* begin Information given *
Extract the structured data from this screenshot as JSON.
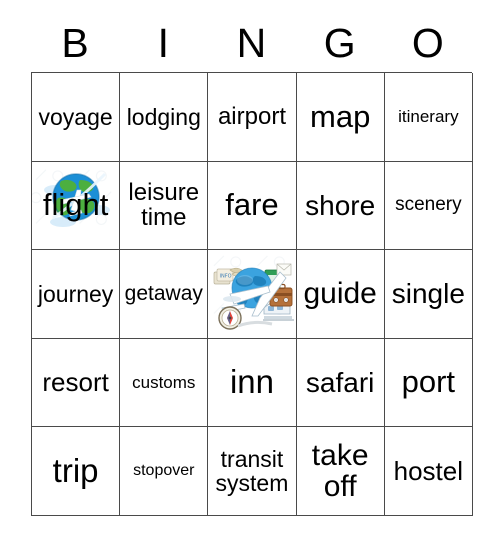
{
  "card": {
    "title": "BINGO",
    "header_letters": [
      "B",
      "I",
      "N",
      "G",
      "O"
    ],
    "rows": [
      [
        {
          "text": "voyage",
          "size": "fs-23",
          "art": "none"
        },
        {
          "text": "lodging",
          "size": "fs-23",
          "art": "none"
        },
        {
          "text": "airport",
          "size": "fs-24",
          "art": "none"
        },
        {
          "text": "map",
          "size": "fs-31",
          "art": "none"
        },
        {
          "text": "itinerary",
          "size": "fs-17",
          "art": "none"
        }
      ],
      [
        {
          "text": "flight",
          "size": "fs-31",
          "art": "globe-airplane-image"
        },
        {
          "text": "leisure\ntime",
          "size": "fs-24",
          "art": "none"
        },
        {
          "text": "fare",
          "size": "fs-31",
          "art": "none"
        },
        {
          "text": "shore",
          "size": "fs-28",
          "art": "none"
        },
        {
          "text": "scenery",
          "size": "fs-19",
          "art": "none"
        }
      ],
      [
        {
          "text": "journey",
          "size": "fs-23",
          "art": "none"
        },
        {
          "text": "getaway",
          "size": "fs-21",
          "art": "none"
        },
        {
          "text": "",
          "size": "fs-17",
          "art": "travel-collage-image"
        },
        {
          "text": "guide",
          "size": "fs-30",
          "art": "none"
        },
        {
          "text": "single",
          "size": "fs-28",
          "art": "none"
        }
      ],
      [
        {
          "text": "resort",
          "size": "fs-26",
          "art": "none"
        },
        {
          "text": "customs",
          "size": "fs-17",
          "art": "none"
        },
        {
          "text": "inn",
          "size": "fs-33",
          "art": "none"
        },
        {
          "text": "safari",
          "size": "fs-28",
          "art": "none"
        },
        {
          "text": "port",
          "size": "fs-31",
          "art": "none"
        }
      ],
      [
        {
          "text": "trip",
          "size": "fs-33",
          "art": "none"
        },
        {
          "text": "stopover",
          "size": "fs-16",
          "art": "none"
        },
        {
          "text": "transit\nsystem",
          "size": "fs-23",
          "art": "none"
        },
        {
          "text": "take\noff",
          "size": "fs-30",
          "art": "none"
        },
        {
          "text": "hostel",
          "size": "fs-26",
          "art": "none"
        }
      ]
    ],
    "colors": {
      "background": "#ffffff",
      "text": "#000000",
      "grid_line": "#4a4a4a",
      "globe_ocean": "#1c8fd6",
      "globe_land": "#4caf3f",
      "airplane": "#ffffff",
      "suitcase": "#b06a30",
      "cloud": "#cfe8f7"
    }
  }
}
* end Information given *
Goal.
Without the pictures, extract every entry verbatim.

Solved exercise.
Extract the structured data from this screenshot as JSON.
{
  "card": {
    "title": "BINGO",
    "header_letters": [
      "B",
      "I",
      "N",
      "G",
      "O"
    ],
    "rows": [
      [
        {
          "text": "voyage",
          "size": "fs-23",
          "art": "none"
        },
        {
          "text": "lodging",
          "size": "fs-23",
          "art": "none"
        },
        {
          "text": "airport",
          "size": "fs-24",
          "art": "none"
        },
        {
          "text": "map",
          "size": "fs-31",
          "art": "none"
        },
        {
          "text": "itinerary",
          "size": "fs-17",
          "art": "none"
        }
      ],
      [
        {
          "text": "flight",
          "size": "fs-31",
          "art": "globe-airplane-image"
        },
        {
          "text": "leisure\ntime",
          "size": "fs-24",
          "art": "none"
        },
        {
          "text": "fare",
          "size": "fs-31",
          "art": "none"
        },
        {
          "text": "shore",
          "size": "fs-28",
          "art": "none"
        },
        {
          "text": "scenery",
          "size": "fs-19",
          "art": "none"
        }
      ],
      [
        {
          "text": "journey",
          "size": "fs-23",
          "art": "none"
        },
        {
          "text": "getaway",
          "size": "fs-21",
          "art": "none"
        },
        {
          "text": "",
          "size": "fs-17",
          "art": "travel-collage-image"
        },
        {
          "text": "guide",
          "size": "fs-30",
          "art": "none"
        },
        {
          "text": "single",
          "size": "fs-28",
          "art": "none"
        }
      ],
      [
        {
          "text": "resort",
          "size": "fs-26",
          "art": "none"
        },
        {
          "text": "customs",
          "size": "fs-17",
          "art": "none"
        },
        {
          "text": "inn",
          "size": "fs-33",
          "art": "none"
        },
        {
          "text": "safari",
          "size": "fs-28",
          "art": "none"
        },
        {
          "text": "port",
          "size": "fs-31",
          "art": "none"
        }
      ],
      [
        {
          "text": "trip",
          "size": "fs-33",
          "art": "none"
        },
        {
          "text": "stopover",
          "size": "fs-16",
          "art": "none"
        },
        {
          "text": "transit\nsystem",
          "size": "fs-23",
          "art": "none"
        },
        {
          "text": "take\noff",
          "size": "fs-30",
          "art": "none"
        },
        {
          "text": "hostel",
          "size": "fs-26",
          "art": "none"
        }
      ]
    ],
    "colors": {
      "background": "#ffffff",
      "text": "#000000",
      "grid_line": "#4a4a4a",
      "globe_ocean": "#1c8fd6",
      "globe_land": "#4caf3f",
      "airplane": "#ffffff",
      "suitcase": "#b06a30",
      "cloud": "#cfe8f7"
    }
  }
}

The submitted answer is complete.